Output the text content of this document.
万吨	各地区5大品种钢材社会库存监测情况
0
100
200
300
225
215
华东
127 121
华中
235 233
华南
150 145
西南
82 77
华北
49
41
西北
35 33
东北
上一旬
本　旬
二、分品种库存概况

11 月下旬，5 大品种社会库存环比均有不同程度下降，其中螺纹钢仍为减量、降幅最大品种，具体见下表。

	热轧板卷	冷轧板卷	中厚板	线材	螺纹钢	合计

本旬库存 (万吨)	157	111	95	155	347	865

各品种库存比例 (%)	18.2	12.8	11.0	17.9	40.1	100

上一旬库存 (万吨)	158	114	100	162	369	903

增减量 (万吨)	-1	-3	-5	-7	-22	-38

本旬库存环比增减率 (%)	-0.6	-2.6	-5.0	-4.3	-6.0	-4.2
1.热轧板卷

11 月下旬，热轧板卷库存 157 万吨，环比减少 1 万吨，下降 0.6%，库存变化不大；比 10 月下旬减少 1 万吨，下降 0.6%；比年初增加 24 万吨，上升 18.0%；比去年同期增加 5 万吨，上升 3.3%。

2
* * *
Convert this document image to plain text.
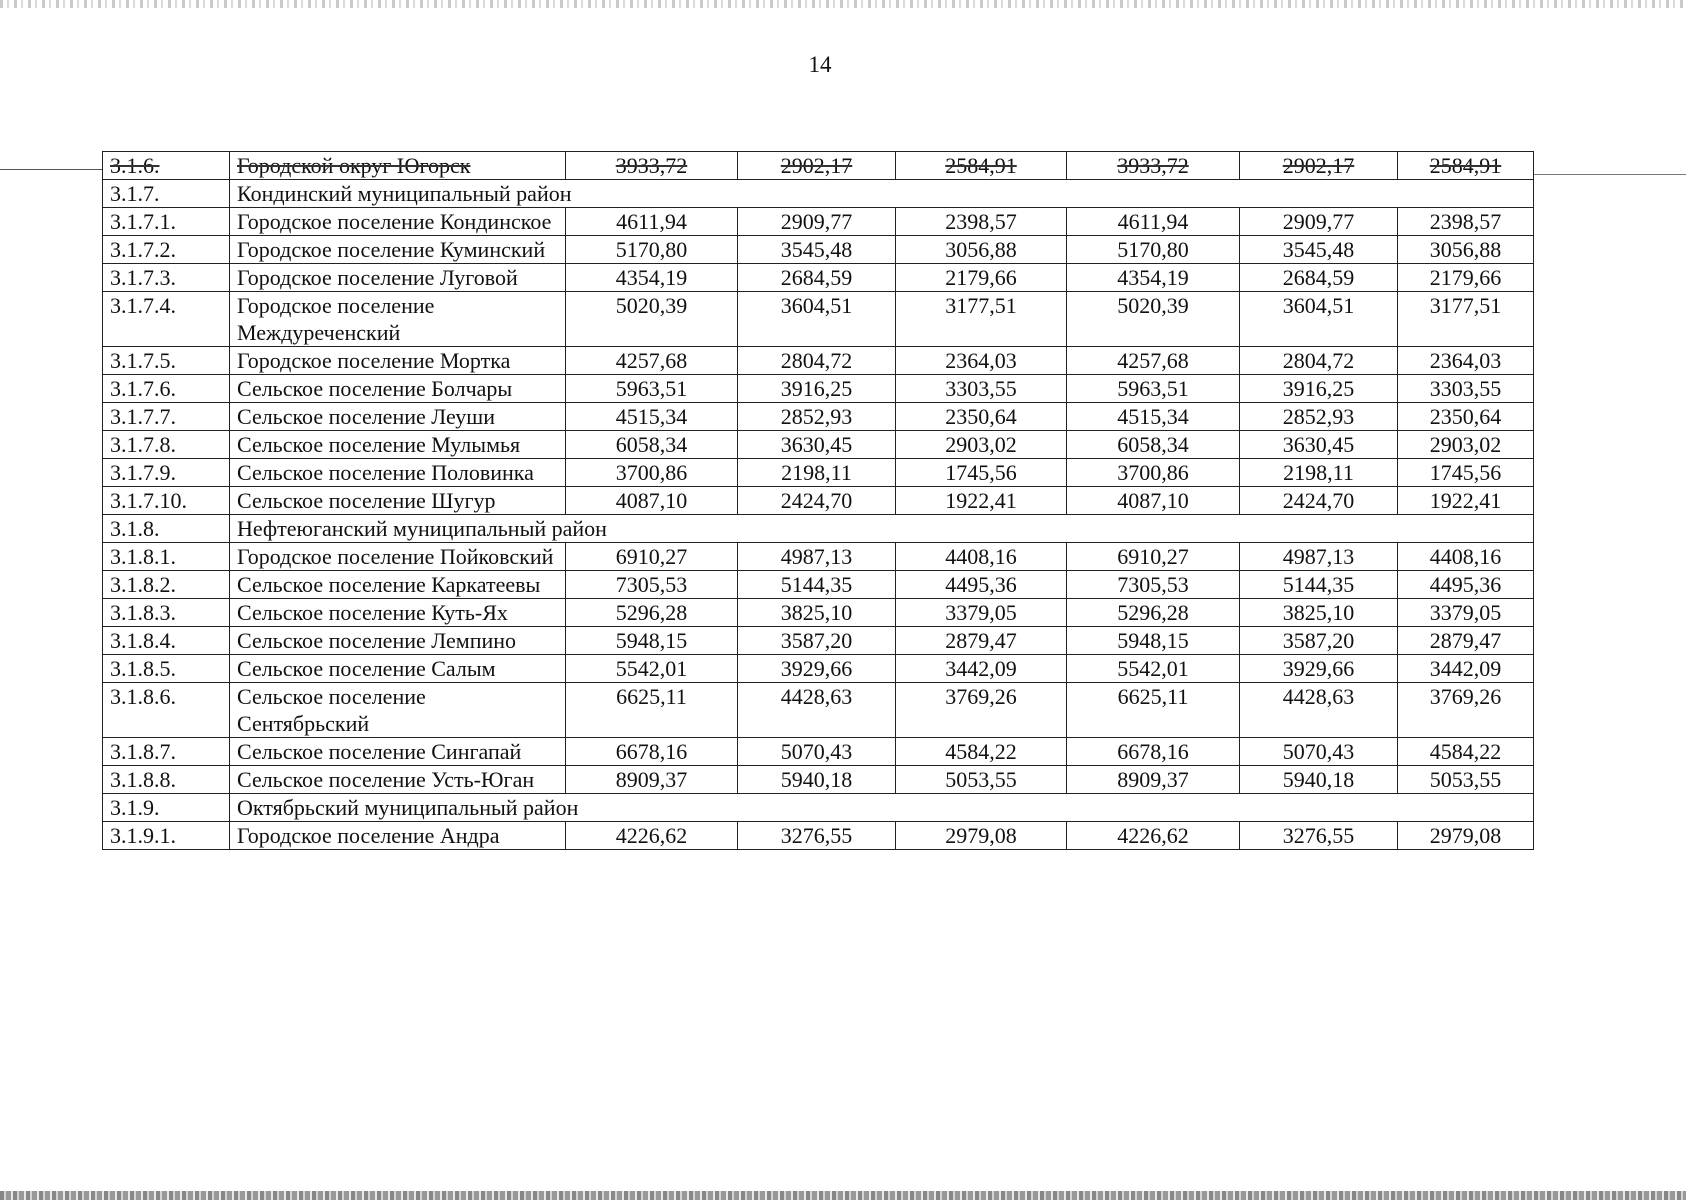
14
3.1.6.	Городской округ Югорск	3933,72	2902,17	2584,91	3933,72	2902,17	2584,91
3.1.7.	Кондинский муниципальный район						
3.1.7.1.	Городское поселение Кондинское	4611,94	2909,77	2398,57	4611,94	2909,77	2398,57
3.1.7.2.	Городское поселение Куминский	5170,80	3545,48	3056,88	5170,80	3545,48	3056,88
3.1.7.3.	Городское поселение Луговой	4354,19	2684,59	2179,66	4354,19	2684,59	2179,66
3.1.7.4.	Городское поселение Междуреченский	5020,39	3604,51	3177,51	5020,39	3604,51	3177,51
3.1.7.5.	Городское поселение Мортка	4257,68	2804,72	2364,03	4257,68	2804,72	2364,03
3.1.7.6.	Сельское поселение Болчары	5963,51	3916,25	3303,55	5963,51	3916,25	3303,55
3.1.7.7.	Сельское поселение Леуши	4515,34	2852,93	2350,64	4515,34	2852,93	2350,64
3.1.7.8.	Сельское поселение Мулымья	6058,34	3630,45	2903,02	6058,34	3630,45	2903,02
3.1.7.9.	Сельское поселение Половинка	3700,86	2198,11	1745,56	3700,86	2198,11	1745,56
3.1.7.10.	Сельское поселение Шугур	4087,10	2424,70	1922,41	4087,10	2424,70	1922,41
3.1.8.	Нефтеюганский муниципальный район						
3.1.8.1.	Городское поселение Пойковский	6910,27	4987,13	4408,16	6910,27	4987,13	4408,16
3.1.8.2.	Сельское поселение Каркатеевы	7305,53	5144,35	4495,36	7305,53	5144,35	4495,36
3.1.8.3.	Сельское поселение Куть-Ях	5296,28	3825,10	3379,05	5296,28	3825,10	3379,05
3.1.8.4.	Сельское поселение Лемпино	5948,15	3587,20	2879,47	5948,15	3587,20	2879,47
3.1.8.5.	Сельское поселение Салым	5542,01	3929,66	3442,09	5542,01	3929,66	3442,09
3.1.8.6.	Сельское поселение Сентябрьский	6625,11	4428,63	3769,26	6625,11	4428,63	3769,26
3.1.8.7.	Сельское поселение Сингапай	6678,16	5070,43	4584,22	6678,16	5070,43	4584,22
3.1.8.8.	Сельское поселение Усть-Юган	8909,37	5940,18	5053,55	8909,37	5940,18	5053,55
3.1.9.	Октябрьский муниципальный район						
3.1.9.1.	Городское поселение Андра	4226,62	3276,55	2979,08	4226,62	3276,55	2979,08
---
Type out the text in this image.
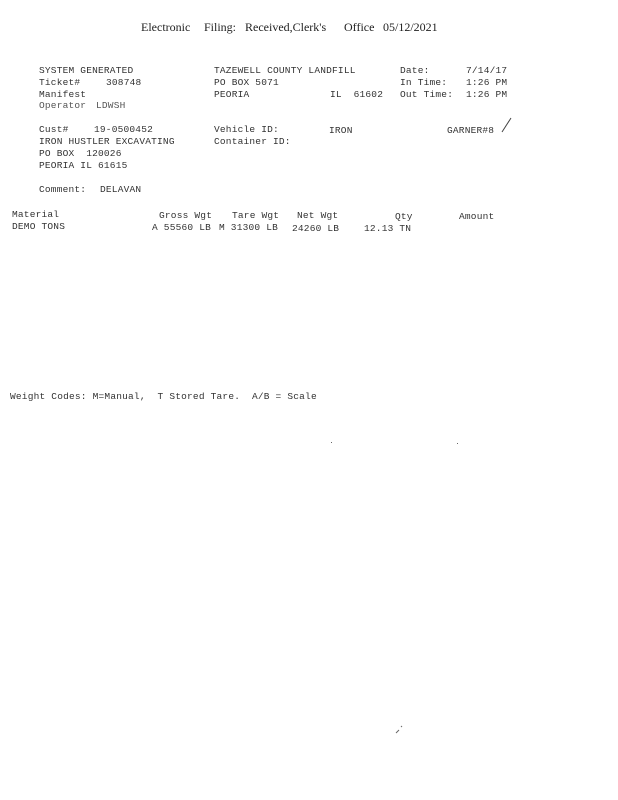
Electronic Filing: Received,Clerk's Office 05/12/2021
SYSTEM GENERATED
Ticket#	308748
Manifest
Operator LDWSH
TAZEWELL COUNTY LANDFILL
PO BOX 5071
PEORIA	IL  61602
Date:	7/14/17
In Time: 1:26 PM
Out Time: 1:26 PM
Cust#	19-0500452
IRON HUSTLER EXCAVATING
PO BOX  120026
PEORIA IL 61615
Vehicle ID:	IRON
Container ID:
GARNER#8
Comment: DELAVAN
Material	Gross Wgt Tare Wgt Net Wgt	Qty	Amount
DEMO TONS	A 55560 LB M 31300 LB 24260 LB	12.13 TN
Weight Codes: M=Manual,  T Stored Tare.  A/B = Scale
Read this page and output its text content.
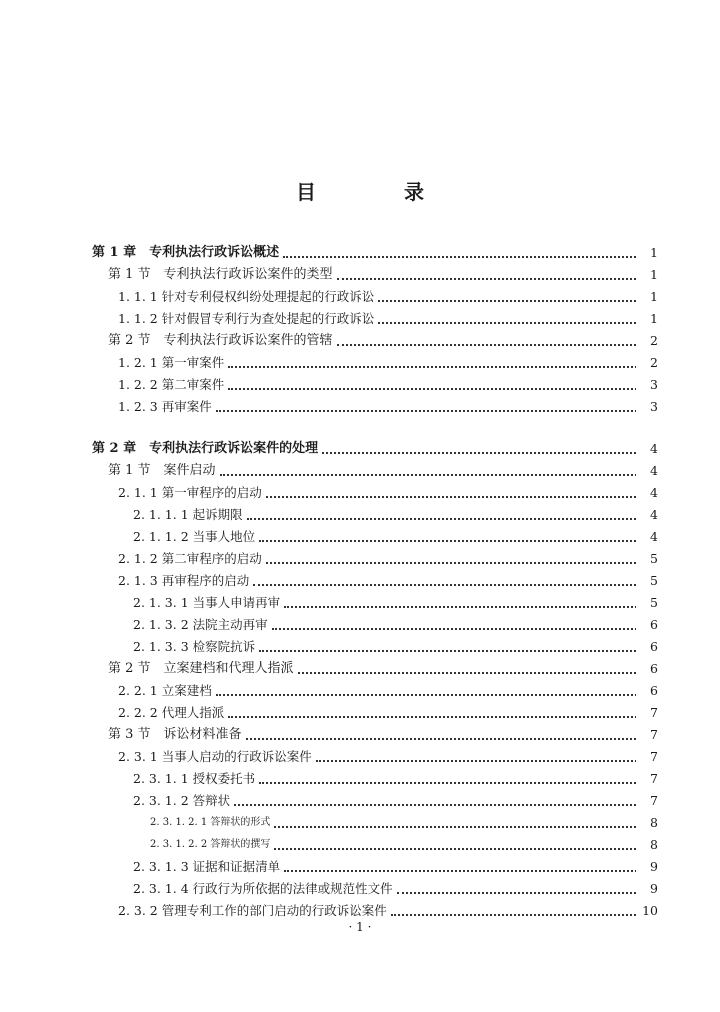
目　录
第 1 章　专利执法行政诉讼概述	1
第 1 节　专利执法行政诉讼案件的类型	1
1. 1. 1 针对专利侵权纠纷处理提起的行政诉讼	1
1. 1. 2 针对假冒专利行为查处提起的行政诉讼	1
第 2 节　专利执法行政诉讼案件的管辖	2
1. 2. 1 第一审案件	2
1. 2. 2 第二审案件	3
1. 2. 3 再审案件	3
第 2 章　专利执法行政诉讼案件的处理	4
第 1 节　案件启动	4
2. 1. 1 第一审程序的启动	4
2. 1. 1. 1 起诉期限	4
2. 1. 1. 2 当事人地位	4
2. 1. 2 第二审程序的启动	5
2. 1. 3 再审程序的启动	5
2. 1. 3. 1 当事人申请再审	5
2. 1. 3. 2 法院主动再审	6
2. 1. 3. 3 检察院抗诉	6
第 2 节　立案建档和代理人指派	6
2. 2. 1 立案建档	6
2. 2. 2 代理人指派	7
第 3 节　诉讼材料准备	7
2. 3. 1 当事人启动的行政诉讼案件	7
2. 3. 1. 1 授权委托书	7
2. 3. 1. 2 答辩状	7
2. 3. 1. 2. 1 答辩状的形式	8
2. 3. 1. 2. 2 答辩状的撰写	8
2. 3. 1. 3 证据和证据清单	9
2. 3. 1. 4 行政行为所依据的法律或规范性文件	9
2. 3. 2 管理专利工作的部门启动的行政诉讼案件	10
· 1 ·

■ Exercise details
Copy every line of the data that holds the string "image".

■ Solution to the problem
Convert this document image to plain text.
Type out the text in this image.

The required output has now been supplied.